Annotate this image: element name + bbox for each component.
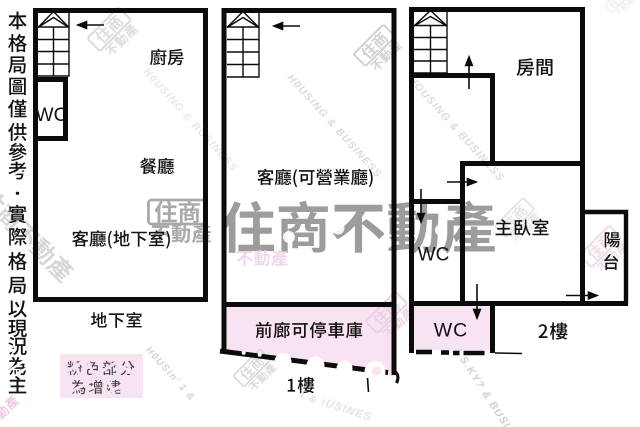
svg-text:WC: WC xyxy=(434,320,469,342)
svg-text:WC: WC xyxy=(418,245,450,266)
svg-text:WC: WC xyxy=(36,105,68,126)
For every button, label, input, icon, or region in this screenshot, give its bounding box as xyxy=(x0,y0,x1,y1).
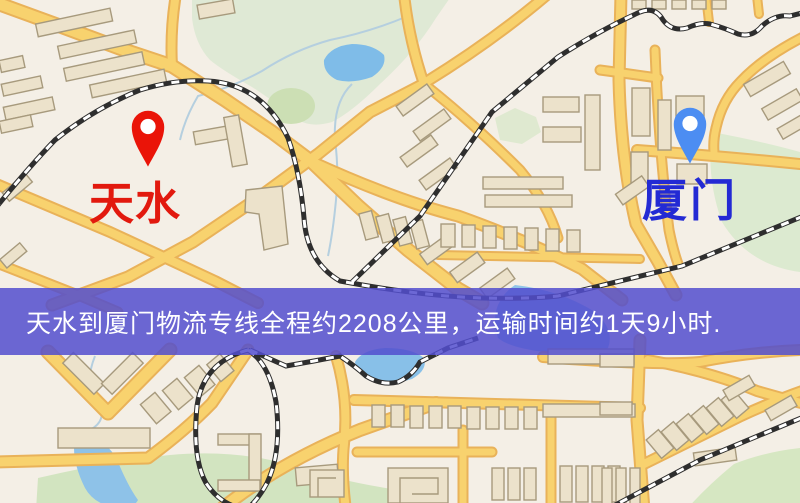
map-graphics xyxy=(0,0,800,503)
origin-pin-hole xyxy=(140,119,155,134)
destination-label: 厦门 xyxy=(642,179,738,224)
origin-label: 天水 xyxy=(89,182,181,227)
destination-pin-hole xyxy=(682,116,697,131)
banner-text: 天水到厦门物流专线全程约2208公里，运输时间约1天9小时. xyxy=(0,304,721,340)
destination-pin-icon[interactable] xyxy=(669,101,711,167)
route-banner: 天水到厦门物流专线全程约2208公里，运输时间约1天9小时. xyxy=(0,288,800,355)
origin-pin-icon[interactable] xyxy=(127,104,169,170)
map-canvas[interactable]: 天水 厦门 天水到厦门物流专线全程约2208公里，运输时间约1天9小时. xyxy=(0,0,800,503)
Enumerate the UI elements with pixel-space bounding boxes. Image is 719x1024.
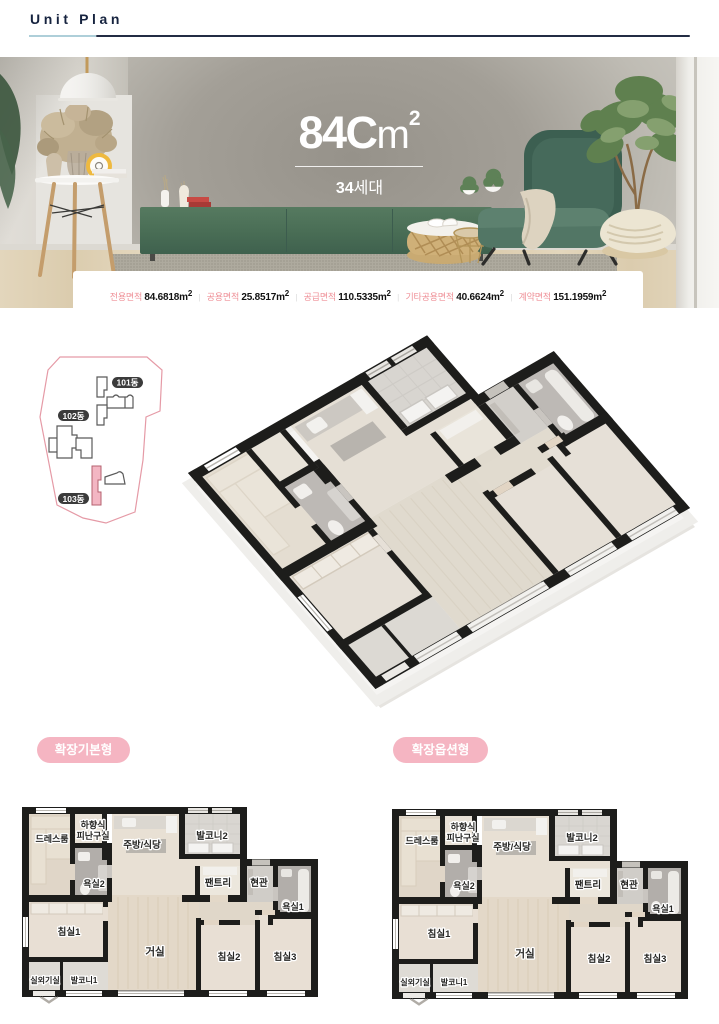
svg-text:침실2: 침실2 (218, 951, 241, 963)
svg-text:팬트리: 팬트리 (205, 877, 231, 889)
svg-text:침실2: 침실2 (588, 953, 611, 965)
svg-text:침실1: 침실1 (428, 928, 451, 940)
svg-text:피난구실: 피난구실 (76, 830, 109, 841)
svg-text:101동: 101동 (116, 378, 138, 388)
svg-text:거실: 거실 (515, 947, 534, 960)
svg-text:침실1: 침실1 (58, 926, 81, 938)
svg-text:욕실1: 욕실1 (652, 903, 674, 914)
svg-text:발코니2: 발코니2 (196, 830, 228, 842)
svg-text:103동: 103동 (62, 494, 84, 504)
svg-text:주방/식당: 주방/식당 (493, 841, 531, 853)
svg-text:거실: 거실 (145, 945, 164, 958)
svg-text:침실3: 침실3 (274, 951, 297, 963)
svg-text:현관: 현관 (250, 877, 268, 889)
svg-text:발코니2: 발코니2 (566, 832, 598, 844)
svg-text:피난구실: 피난구실 (446, 832, 479, 843)
svg-text:드레스룸: 드레스룸 (405, 835, 438, 846)
svg-text:발코니1: 발코니1 (441, 977, 468, 987)
svg-text:팬트리: 팬트리 (575, 879, 601, 891)
svg-text:욕실2: 욕실2 (453, 880, 475, 891)
svg-text:욕실1: 욕실1 (282, 901, 304, 912)
svg-text:발코니1: 발코니1 (71, 975, 98, 985)
svg-text:하향식: 하향식 (81, 819, 106, 830)
svg-text:102동: 102동 (62, 411, 84, 421)
svg-text:실외기실: 실외기실 (30, 975, 59, 985)
svg-text:하향식: 하향식 (451, 821, 476, 832)
svg-text:실외기실: 실외기실 (400, 977, 429, 987)
svg-text:현관: 현관 (620, 879, 638, 891)
svg-text:드레스룸: 드레스룸 (35, 833, 68, 844)
svg-text:주방/식당: 주방/식당 (123, 839, 161, 851)
svg-text:침실3: 침실3 (644, 953, 667, 965)
svg-text:욕실2: 욕실2 (83, 878, 105, 889)
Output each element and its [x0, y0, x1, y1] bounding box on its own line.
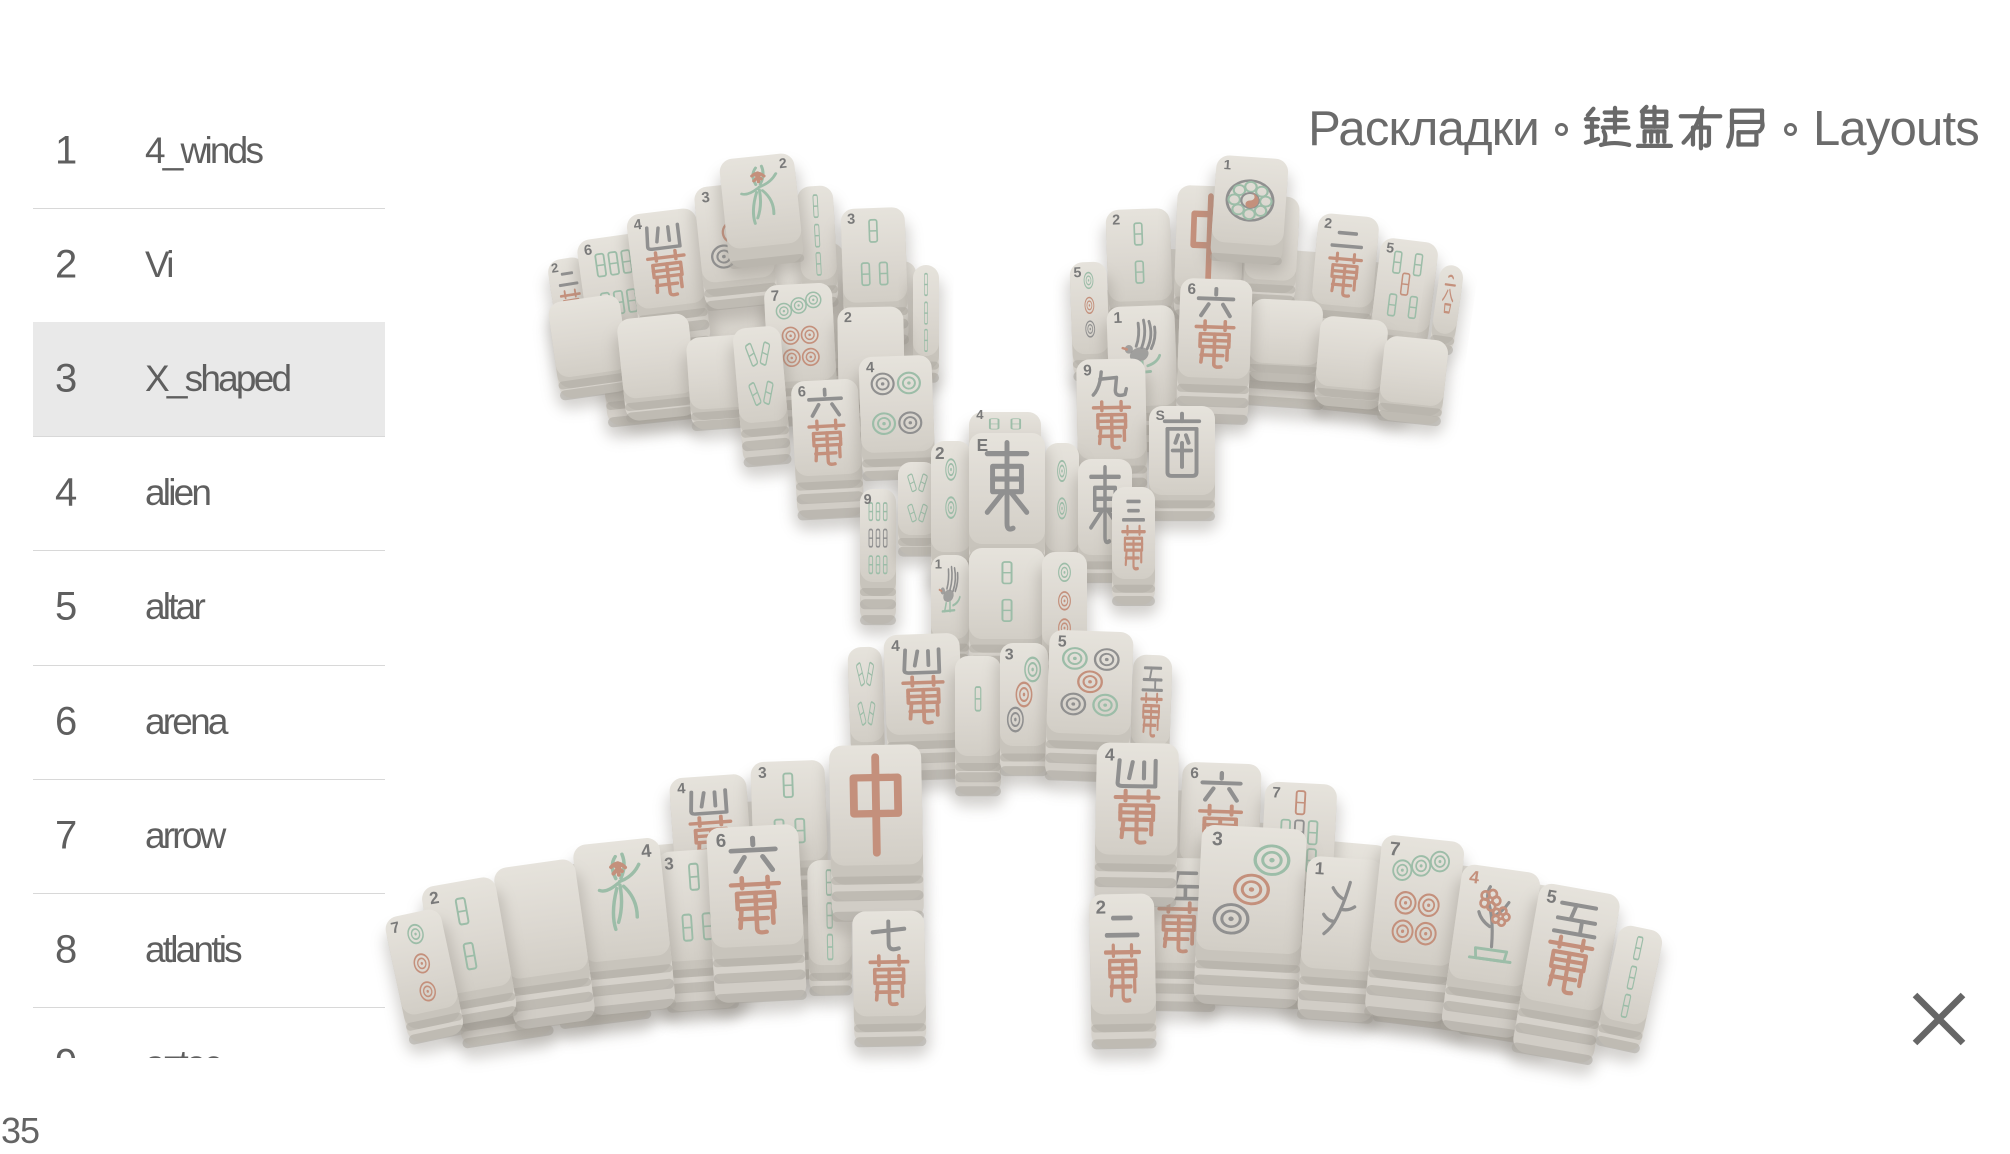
svg-text:2: 2 — [1112, 212, 1121, 228]
svg-text:7: 7 — [1272, 784, 1281, 801]
svg-text:3: 3 — [758, 765, 768, 782]
svg-text:6: 6 — [715, 830, 726, 852]
svg-text:4: 4 — [1105, 744, 1115, 764]
svg-text:2: 2 — [1095, 896, 1106, 917]
svg-text:E: E — [977, 435, 988, 455]
svg-text:9: 9 — [1083, 362, 1092, 379]
svg-text:1: 1 — [935, 556, 942, 571]
svg-text:5: 5 — [1073, 265, 1082, 281]
svg-text:2: 2 — [935, 443, 945, 463]
svg-text:6: 6 — [1190, 765, 1200, 782]
svg-text:2: 2 — [844, 310, 852, 326]
svg-text:4: 4 — [891, 638, 901, 655]
svg-text:7: 7 — [1388, 838, 1401, 861]
svg-text:6: 6 — [797, 384, 806, 400]
svg-text:7: 7 — [770, 288, 779, 305]
svg-text:5: 5 — [1058, 633, 1068, 650]
svg-text:6: 6 — [1187, 281, 1196, 298]
svg-text:9: 9 — [864, 492, 872, 508]
svg-text:1: 1 — [1314, 858, 1325, 879]
svg-text:3: 3 — [847, 212, 856, 228]
svg-text:4: 4 — [976, 407, 984, 422]
svg-text:3: 3 — [701, 190, 711, 207]
svg-text:3: 3 — [1212, 828, 1224, 851]
svg-text:4: 4 — [866, 360, 876, 376]
svg-text:S: S — [1156, 408, 1165, 423]
svg-text:3: 3 — [1005, 647, 1014, 664]
svg-text:2: 2 — [1324, 215, 1333, 232]
svg-text:1: 1 — [1113, 310, 1123, 327]
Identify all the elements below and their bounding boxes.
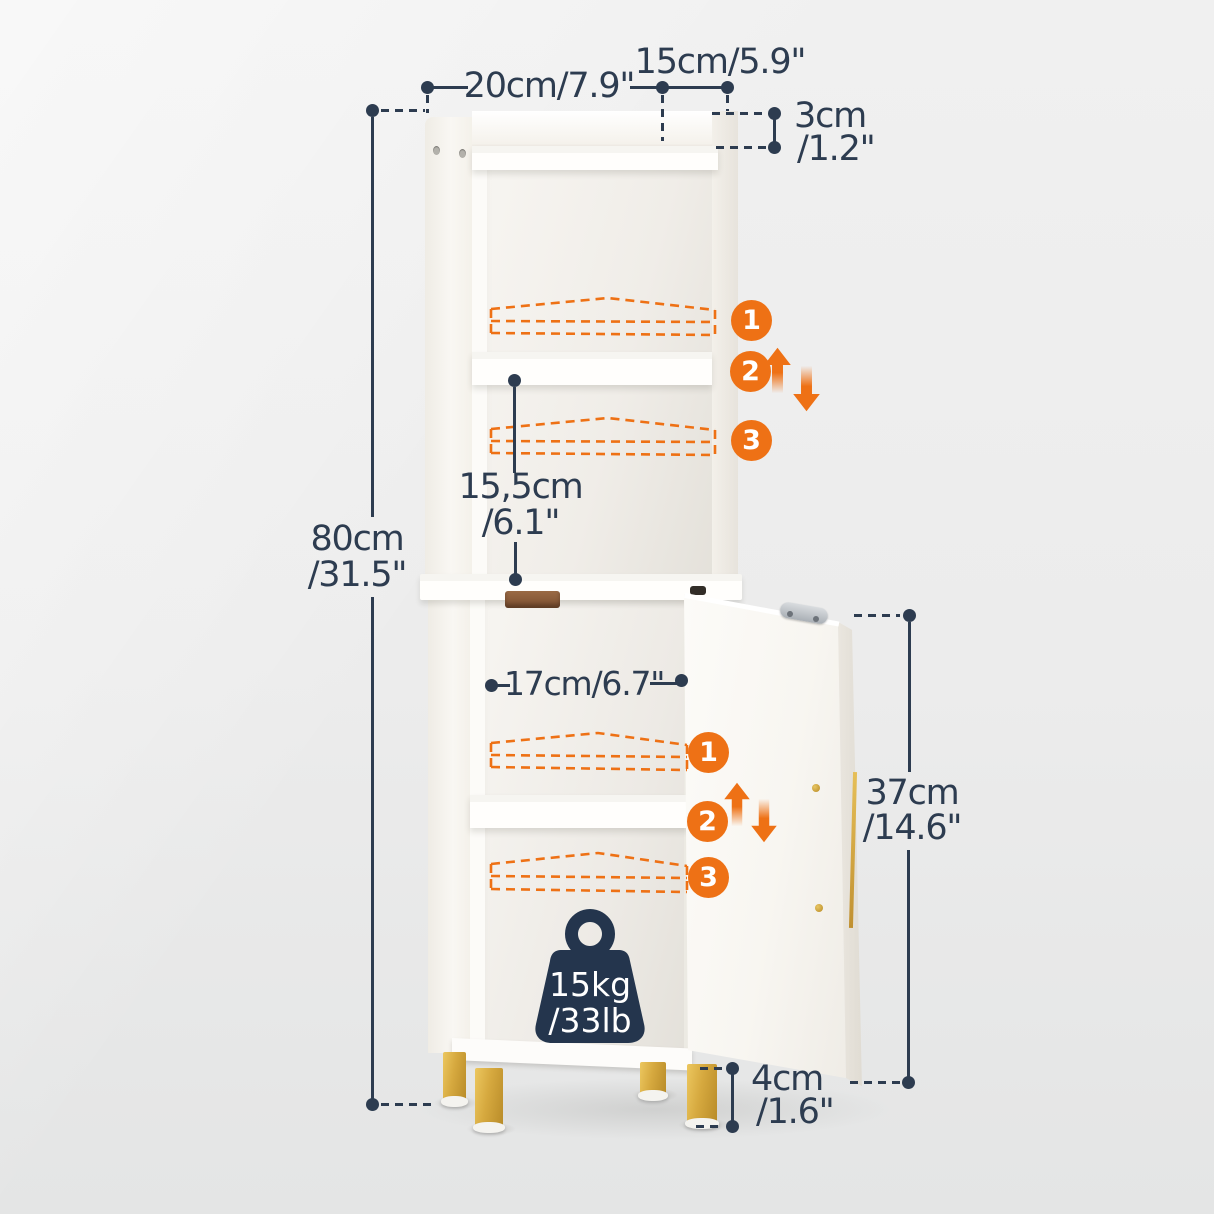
- dim-endpoint: [421, 81, 434, 94]
- dim-endpoint: [508, 374, 521, 387]
- hutch-right-panel: [712, 111, 738, 581]
- dim-line: [513, 387, 516, 473]
- dim-line: [663, 86, 728, 89]
- dim-extension: [700, 1067, 726, 1070]
- dim-endpoint: [366, 1098, 379, 1111]
- dim-endpoint: [509, 573, 522, 586]
- arrow-up-icon: [762, 347, 793, 394]
- hutch-top-board: [472, 146, 718, 170]
- dim-label-spacing-cm: 15,5cm: [448, 470, 593, 505]
- dim-label-height-cm: 80cm: [296, 522, 418, 557]
- ghost-shelf-outline: [488, 294, 718, 338]
- dim-endpoint: [721, 81, 734, 94]
- cabinet-leg: [443, 1052, 466, 1100]
- ghost-shelf-outline: [488, 729, 690, 773]
- magnetic-catch: [505, 591, 560, 608]
- panel-screw-icon: [433, 146, 440, 155]
- ghost-shelf-outline: [488, 414, 718, 458]
- dim-endpoint: [726, 1120, 739, 1133]
- hutch-back-lip: [472, 111, 718, 149]
- dim-label-door-cm: 37cm: [856, 776, 968, 811]
- capacity-lb-label: /33lb: [548, 1001, 631, 1040]
- dim-label-door-in: /14.6": [856, 811, 968, 846]
- dim-endpoint: [726, 1062, 739, 1075]
- dim-line: [371, 117, 374, 517]
- dim-label-height-in: /31.5": [296, 558, 418, 593]
- dim-label-inner-width: 17cm/6.7": [504, 667, 652, 700]
- dim-extension: [850, 1081, 900, 1084]
- dim-line: [908, 622, 911, 772]
- leg-foot-cap: [473, 1122, 505, 1133]
- cabinet-leg: [687, 1064, 717, 1122]
- dim-extension: [712, 112, 766, 115]
- leg-foot-cap: [441, 1096, 468, 1107]
- dim-label-spacing-in: /6.1": [448, 506, 593, 541]
- shelf-position-badge-3: 3: [731, 420, 772, 461]
- dim-endpoint: [366, 104, 379, 117]
- cabinet-leg: [640, 1062, 666, 1094]
- dim-label-leg-in: /1.6": [756, 1095, 834, 1130]
- dim-extension: [381, 109, 425, 112]
- dim-extension: [381, 1103, 437, 1106]
- dim-endpoint: [485, 679, 498, 692]
- dim-extension: [726, 95, 729, 111]
- dim-endpoint: [902, 1076, 915, 1089]
- shelf-position-badge-1: 1: [688, 732, 729, 773]
- shelf-position-badge-1: 1: [731, 300, 772, 341]
- dim-line: [731, 1073, 734, 1123]
- dim-label-top-width: 20cm/7.9": [458, 69, 640, 104]
- door-screw-icon: [815, 904, 823, 912]
- product-dimension-diagram: 15kg /33lb 1 2 3 1 2: [0, 0, 1214, 1214]
- arrow-up-icon: [722, 782, 752, 827]
- dim-extension: [716, 146, 766, 149]
- lower-shelf: [470, 795, 688, 828]
- dim-extension: [661, 95, 664, 141]
- capacity-kg-label: 15kg: [549, 965, 631, 1004]
- weight-capacity-icon: 15kg /33lb: [528, 908, 656, 1048]
- arrow-down-icon: [749, 798, 779, 843]
- dim-endpoint: [768, 107, 781, 120]
- dim-extension: [854, 614, 900, 617]
- panel-screw-icon: [459, 149, 466, 158]
- leg-foot-cap: [638, 1090, 668, 1101]
- plate-screw-icon: [813, 616, 819, 622]
- dim-line: [514, 542, 517, 576]
- dim-endpoint: [656, 81, 669, 94]
- dim-extension: [696, 1125, 724, 1128]
- lower-left-panel: [428, 593, 470, 1053]
- dim-label-lip-in: /1.2": [797, 132, 875, 167]
- dim-endpoint: [903, 609, 916, 622]
- ghost-shelf-outline: [488, 849, 690, 895]
- dim-line: [371, 597, 374, 1101]
- cabinet-leg: [475, 1068, 503, 1126]
- dim-label-top-depth: 15cm/5.9": [634, 45, 806, 80]
- shelf-position-badge-3: 3: [688, 857, 729, 898]
- door-screw-icon: [812, 784, 820, 792]
- dim-endpoint: [768, 141, 781, 154]
- dim-endpoint: [675, 674, 688, 687]
- dim-line: [907, 850, 910, 1078]
- arrow-down-icon: [791, 365, 822, 412]
- dim-extension: [426, 95, 429, 113]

= = = = =

[Aim] Give back the lines of the material starting with the line that contains "svg-text:2: 2 — [1112, 212, 1121, 228]" and going on through the line that contains "svg-text:2: 2 — [1324, 215, 1333, 232]", with "svg-text" replaced by "text-label" and nothing else changed.

[Exercise result]
text-label:2: 2 — [1112, 212, 1121, 228]
text-label:7: 7 — [1272, 784, 1281, 801]
text-label:3: 3 — [758, 765, 768, 782]
text-label:6: 6 — [715, 830, 726, 852]
text-label:4: 4 — [1105, 744, 1115, 764]
text-label:2: 2 — [1095, 896, 1106, 917]
text-label:E: E — [977, 435, 988, 455]
text-label:9: 9 — [1083, 362, 1092, 379]
text-label:1: 1 — [935, 556, 942, 571]
text-label:5: 5 — [1073, 265, 1082, 281]
text-label:2: 2 — [935, 443, 945, 463]
text-label:6: 6 — [1190, 765, 1200, 782]
text-label:2: 2 — [844, 310, 852, 326]
text-label:4: 4 — [891, 638, 901, 655]
text-label:7: 7 — [1388, 838, 1401, 861]
text-label:6: 6 — [797, 384, 806, 400]
text-label:7: 7 — [770, 288, 779, 305]
text-label:5: 5 — [1058, 633, 1068, 650]
text-label:6: 6 — [1187, 281, 1196, 298]
text-label:9: 9 — [864, 492, 872, 508]
text-label:1: 1 — [1314, 858, 1325, 879]
text-label:3: 3 — [847, 212, 856, 228]
text-label:4: 4 — [976, 407, 984, 422]
text-label:3: 3 — [701, 190, 711, 207]
text-label:3: 3 — [1212, 828, 1224, 851]
text-label:4: 4 — [866, 360, 876, 376]
text-label:S: S — [1156, 408, 1165, 423]
text-label:3: 3 — [1005, 647, 1014, 664]
text-label:2: 2 — [1324, 215, 1333, 232]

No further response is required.